What this task involves:
Find the string "разсыпную" in the records. Copy every line it appears in.

━━━━━━━━━━━━━━━━

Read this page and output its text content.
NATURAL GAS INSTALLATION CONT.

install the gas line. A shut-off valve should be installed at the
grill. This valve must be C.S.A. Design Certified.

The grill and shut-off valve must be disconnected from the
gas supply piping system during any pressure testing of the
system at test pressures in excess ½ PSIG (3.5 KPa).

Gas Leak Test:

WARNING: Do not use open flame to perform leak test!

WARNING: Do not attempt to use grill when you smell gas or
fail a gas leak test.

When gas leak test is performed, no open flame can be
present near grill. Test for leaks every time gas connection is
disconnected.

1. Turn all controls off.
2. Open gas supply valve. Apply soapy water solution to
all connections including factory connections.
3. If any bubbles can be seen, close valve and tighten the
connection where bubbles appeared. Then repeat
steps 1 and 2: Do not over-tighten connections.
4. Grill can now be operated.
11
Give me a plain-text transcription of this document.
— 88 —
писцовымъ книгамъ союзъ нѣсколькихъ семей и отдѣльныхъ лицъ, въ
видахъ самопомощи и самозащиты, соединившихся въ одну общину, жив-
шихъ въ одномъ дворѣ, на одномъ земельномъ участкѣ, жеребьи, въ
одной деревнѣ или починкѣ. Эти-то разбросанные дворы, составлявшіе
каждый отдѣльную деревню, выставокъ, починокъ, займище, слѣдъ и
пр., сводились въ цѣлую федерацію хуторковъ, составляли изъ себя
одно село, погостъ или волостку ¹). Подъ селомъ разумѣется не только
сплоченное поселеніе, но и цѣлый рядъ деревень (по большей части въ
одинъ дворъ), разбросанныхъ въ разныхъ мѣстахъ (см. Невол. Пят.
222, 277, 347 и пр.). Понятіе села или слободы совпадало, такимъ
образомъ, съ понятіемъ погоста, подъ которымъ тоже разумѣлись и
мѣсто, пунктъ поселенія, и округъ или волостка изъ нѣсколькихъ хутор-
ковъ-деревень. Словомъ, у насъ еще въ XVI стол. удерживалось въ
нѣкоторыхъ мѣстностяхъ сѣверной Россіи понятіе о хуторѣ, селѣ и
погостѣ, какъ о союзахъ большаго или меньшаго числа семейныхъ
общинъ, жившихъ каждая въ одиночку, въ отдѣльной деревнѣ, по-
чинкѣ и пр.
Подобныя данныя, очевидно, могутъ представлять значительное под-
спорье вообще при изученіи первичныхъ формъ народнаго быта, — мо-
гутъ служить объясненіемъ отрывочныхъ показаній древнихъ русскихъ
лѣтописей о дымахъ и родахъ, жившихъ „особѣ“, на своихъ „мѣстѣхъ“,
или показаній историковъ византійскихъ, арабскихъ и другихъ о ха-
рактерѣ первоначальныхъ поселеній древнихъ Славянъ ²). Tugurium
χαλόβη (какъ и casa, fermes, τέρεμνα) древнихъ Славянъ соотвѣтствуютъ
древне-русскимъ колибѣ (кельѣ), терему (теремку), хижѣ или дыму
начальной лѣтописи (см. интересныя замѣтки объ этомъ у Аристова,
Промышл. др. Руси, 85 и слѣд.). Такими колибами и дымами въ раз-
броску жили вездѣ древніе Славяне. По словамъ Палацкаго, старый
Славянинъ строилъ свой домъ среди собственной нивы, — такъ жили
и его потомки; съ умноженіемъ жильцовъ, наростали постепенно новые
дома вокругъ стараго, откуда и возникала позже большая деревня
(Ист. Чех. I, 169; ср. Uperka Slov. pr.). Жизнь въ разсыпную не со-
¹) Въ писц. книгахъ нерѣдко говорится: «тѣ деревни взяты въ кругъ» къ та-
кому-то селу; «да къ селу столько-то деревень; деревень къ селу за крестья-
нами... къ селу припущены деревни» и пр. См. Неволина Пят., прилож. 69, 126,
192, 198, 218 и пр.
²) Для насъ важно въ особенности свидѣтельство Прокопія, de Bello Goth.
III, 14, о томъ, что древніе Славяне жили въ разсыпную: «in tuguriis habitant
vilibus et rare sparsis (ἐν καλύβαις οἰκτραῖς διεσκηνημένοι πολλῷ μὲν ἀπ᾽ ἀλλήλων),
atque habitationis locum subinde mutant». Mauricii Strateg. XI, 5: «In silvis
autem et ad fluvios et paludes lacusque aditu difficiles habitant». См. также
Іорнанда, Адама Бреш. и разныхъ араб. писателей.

━━━━━━━━━━━━━━━━

Solution:
(Ист. Чех. I, 169; ср. Uperka Slov. pr.). Жизнь въ разсыпную не со-
III, 14, о томъ, что древніе Славяне жили въ разсыпную: «in tuguriis habitant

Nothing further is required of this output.